• EXERCISE DETAILS
Can you write out the whole listing exactly?

• EXERCISE MATERIALS
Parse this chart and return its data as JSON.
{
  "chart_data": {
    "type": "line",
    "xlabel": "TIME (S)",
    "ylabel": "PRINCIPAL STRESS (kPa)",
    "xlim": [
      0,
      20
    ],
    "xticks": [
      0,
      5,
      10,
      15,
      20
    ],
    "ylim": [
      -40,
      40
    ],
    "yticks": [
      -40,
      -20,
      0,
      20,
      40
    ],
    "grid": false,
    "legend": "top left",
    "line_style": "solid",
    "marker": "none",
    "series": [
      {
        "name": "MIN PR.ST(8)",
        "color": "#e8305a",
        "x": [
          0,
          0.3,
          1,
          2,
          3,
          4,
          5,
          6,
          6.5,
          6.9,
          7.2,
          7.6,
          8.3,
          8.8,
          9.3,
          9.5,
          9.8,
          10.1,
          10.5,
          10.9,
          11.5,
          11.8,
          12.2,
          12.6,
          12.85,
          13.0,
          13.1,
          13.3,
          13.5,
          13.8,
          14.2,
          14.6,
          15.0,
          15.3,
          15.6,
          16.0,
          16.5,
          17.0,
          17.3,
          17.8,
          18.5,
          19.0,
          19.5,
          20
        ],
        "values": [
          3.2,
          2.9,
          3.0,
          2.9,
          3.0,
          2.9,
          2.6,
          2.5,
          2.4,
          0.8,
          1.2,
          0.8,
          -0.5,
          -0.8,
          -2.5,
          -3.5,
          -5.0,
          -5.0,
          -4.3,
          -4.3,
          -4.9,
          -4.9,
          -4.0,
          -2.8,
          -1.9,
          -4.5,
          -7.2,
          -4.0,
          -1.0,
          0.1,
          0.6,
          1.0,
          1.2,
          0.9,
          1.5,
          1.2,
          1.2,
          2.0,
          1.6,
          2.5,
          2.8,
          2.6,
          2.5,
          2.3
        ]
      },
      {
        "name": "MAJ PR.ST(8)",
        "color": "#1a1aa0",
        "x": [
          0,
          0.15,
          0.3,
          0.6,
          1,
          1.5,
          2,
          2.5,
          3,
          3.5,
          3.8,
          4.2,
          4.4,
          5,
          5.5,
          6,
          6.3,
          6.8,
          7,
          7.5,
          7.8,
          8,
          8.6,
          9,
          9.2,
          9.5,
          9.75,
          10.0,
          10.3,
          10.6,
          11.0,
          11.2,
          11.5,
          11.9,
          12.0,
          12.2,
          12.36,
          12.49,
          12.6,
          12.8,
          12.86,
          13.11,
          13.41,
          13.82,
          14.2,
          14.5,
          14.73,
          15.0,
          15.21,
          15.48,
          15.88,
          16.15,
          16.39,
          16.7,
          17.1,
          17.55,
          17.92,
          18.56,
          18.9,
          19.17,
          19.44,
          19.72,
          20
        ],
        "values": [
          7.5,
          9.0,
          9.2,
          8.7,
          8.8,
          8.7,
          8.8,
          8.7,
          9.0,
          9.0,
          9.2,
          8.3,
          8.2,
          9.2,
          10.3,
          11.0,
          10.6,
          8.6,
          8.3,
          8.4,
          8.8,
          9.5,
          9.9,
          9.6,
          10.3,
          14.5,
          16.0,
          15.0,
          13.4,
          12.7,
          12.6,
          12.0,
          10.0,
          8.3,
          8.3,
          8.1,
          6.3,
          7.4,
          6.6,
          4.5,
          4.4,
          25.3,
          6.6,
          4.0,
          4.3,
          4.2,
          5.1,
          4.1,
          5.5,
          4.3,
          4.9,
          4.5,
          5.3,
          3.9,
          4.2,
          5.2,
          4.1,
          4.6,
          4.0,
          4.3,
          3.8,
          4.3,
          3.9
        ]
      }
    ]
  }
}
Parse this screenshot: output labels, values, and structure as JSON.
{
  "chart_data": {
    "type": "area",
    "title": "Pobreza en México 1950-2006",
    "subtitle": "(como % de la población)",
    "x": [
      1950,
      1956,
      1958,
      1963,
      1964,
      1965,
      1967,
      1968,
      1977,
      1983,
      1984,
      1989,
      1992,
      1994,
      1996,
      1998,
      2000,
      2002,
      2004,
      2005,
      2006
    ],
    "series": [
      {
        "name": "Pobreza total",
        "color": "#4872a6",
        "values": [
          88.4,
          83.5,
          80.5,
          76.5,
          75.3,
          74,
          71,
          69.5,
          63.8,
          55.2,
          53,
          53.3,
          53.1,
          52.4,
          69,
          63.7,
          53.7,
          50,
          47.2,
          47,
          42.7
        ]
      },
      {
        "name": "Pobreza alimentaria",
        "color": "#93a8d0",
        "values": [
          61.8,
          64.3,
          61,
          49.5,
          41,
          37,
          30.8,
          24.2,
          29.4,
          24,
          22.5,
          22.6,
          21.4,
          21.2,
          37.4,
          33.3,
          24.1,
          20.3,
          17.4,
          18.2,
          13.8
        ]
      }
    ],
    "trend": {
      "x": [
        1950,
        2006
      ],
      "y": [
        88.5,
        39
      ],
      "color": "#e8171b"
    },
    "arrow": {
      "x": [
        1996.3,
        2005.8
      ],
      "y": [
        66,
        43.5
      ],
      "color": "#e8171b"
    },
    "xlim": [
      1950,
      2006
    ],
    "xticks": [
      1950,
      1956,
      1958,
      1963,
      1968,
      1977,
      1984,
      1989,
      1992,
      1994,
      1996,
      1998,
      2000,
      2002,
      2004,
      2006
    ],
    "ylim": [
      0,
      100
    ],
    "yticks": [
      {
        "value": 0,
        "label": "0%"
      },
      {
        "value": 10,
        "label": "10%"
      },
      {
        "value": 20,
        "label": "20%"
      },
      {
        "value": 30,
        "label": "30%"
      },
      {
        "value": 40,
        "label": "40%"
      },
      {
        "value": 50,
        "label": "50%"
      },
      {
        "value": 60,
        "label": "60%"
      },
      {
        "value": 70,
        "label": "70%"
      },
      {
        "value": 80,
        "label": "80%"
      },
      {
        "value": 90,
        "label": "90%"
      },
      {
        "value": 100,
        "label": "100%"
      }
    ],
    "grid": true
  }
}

• TASK RESULT
Parse this chart and return its data as JSON.
{
  "chart_data": {
    "type": "line",
    "xlabel": "TIME (S)",
    "ylabel": "PRINCIPAL STRESS (kPa)",
    "xlim": [
      0,
      20
    ],
    "xticks": [
      0,
      5,
      10,
      15,
      20
    ],
    "ylim": [
      -40,
      40
    ],
    "yticks": [
      -40,
      -20,
      0,
      20,
      40
    ],
    "grid": false,
    "legend": "top left",
    "line_style": "solid",
    "marker": "none",
    "series": [
      {
        "name": "MIN PR.ST(8)",
        "color": "#e8305a",
        "x": [
          0,
          0.3,
          1,
          2,
          3,
          4,
          5,
          6,
          6.5,
          6.9,
          7.2,
          7.6,
          8.3,
          8.8,
          9.3,
          9.5,
          9.8,
          10.1,
          10.5,
          10.9,
          11.5,
          11.8,
          12.2,
          12.6,
          12.85,
          13.0,
          13.1,
          13.3,
          13.5,
          13.8,
          14.2,
          14.6,
          15.0,
          15.3,
          15.6,
          16.0,
          16.5,
          17.0,
          17.3,
          17.8,
          18.5,
          19.0,
          19.5,
          20
        ],
        "values": [
          3.2,
          2.9,
          3.0,
          2.9,
          3.0,
          2.9,
          2.6,
          2.5,
          2.4,
          0.8,
          1.2,
          0.8,
          -0.5,
          -0.8,
          -2.5,
          -3.5,
          -5.0,
          -5.0,
          -4.3,
          -4.3,
          -4.9,
          -4.9,
          -4.0,
          -2.8,
          -1.9,
          -4.5,
          -7.2,
          -4.0,
          -1.0,
          0.1,
          0.6,
          1.0,
          1.2,
          0.9,
          1.5,
          1.2,
          1.2,
          2.0,
          1.6,
          2.5,
          2.8,
          2.6,
          2.5,
          2.3
        ]
      },
      {
        "name": "MAJ PR.ST(8)",
        "color": "#1a1aa0",
        "x": [
          0,
          0.15,
          0.3,
          0.6,
          1,
          1.5,
          2,
          2.5,
          3,
          3.5,
          3.8,
          4.2,
          4.4,
          5,
          5.5,
          6,
          6.3,
          6.8,
          7,
          7.5,
          7.8,
          8,
          8.6,
          9,
          9.2,
          9.5,
          9.75,
          10.0,
          10.3,
          10.6,
          11.0,
          11.2,
          11.5,
          11.9,
          12.0,
          12.2,
          12.36,
          12.49,
          12.6,
          12.8,
          12.86,
          13.11,
          13.41,
          13.82,
          14.2,
          14.5,
          14.73,
          15.0,
          15.21,
          15.48,
          15.88,
          16.15,
          16.39,
          16.7,
          17.1,
          17.55,
          17.92,
          18.56,
          18.9,
          19.17,
          19.44,
          19.72,
          20
        ],
        "values": [
          7.5,
          9.0,
          9.2,
          8.7,
          8.8,
          8.7,
          8.8,
          8.7,
          9.0,
          9.0,
          9.2,
          8.3,
          8.2,
          9.2,
          10.3,
          11.0,
          10.6,
          8.6,
          8.3,
          8.4,
          8.8,
          9.5,
          9.9,
          9.6,
          10.3,
          14.5,
          16.0,
          15.0,
          13.4,
          12.7,
          12.6,
          12.0,
          10.0,
          8.3,
          8.3,
          8.1,
          6.3,
          7.4,
          6.6,
          4.5,
          4.4,
          25.3,
          6.6,
          4.0,
          4.3,
          4.2,
          5.1,
          4.1,
          5.5,
          4.3,
          4.9,
          4.5,
          5.3,
          3.9,
          4.2,
          5.2,
          4.1,
          4.6,
          4.0,
          4.3,
          3.8,
          4.3,
          3.9
        ]
      }
    ]
  }
}
Parse this screenshot: output labels, values, and structure as JSON.
{
  "chart_data": {
    "type": "area",
    "title": "Pobreza en México 1950-2006",
    "subtitle": "(como % de la población)",
    "x": [
      1950,
      1956,
      1958,
      1963,
      1964,
      1965,
      1967,
      1968,
      1977,
      1983,
      1984,
      1989,
      1992,
      1994,
      1996,
      1998,
      2000,
      2002,
      2004,
      2005,
      2006
    ],
    "series": [
      {
        "name": "Pobreza total",
        "color": "#4872a6",
        "values": [
          88.4,
          83.5,
          80.5,
          76.5,
          75.3,
          74,
          71,
          69.5,
          63.8,
          55.2,
          53,
          53.3,
          53.1,
          52.4,
          69,
          63.7,
          53.7,
          50,
          47.2,
          47,
          42.7
        ]
      },
      {
        "name": "Pobreza alimentaria",
        "color": "#93a8d0",
        "values": [
          61.8,
          64.3,
          61,
          49.5,
          41,
          37,
          30.8,
          24.2,
          29.4,
          24,
          22.5,
          22.6,
          21.4,
          21.2,
          37.4,
          33.3,
          24.1,
          20.3,
          17.4,
          18.2,
          13.8
        ]
      }
    ],
    "trend": {
      "x": [
        1950,
        2006
      ],
      "y": [
        88.5,
        39
      ],
      "color": "#e8171b"
    },
    "arrow": {
      "x": [
        1996.3,
        2005.8
      ],
      "y": [
        66,
        43.5
      ],
      "color": "#e8171b"
    },
    "xlim": [
      1950,
      2006
    ],
    "xticks": [
      1950,
      1956,
      1958,
      1963,
      1968,
      1977,
      1984,
      1989,
      1992,
      1994,
      1996,
      1998,
      2000,
      2002,
      2004,
      2006
    ],
    "ylim": [
      0,
      100
    ],
    "yticks": [
      {
        "value": 0,
        "label": "0%"
      },
      {
        "value": 10,
        "label": "10%"
      },
      {
        "value": 20,
        "label": "20%"
      },
      {
        "value": 30,
        "label": "30%"
      },
      {
        "value": 40,
        "label": "40%"
      },
      {
        "value": 50,
        "label": "50%"
      },
      {
        "value": 60,
        "label": "60%"
      },
      {
        "value": 70,
        "label": "70%"
      },
      {
        "value": 80,
        "label": "80%"
      },
      {
        "value": 90,
        "label": "90%"
      },
      {
        "value": 100,
        "label": "100%"
      }
    ],
    "grid": true
  }
}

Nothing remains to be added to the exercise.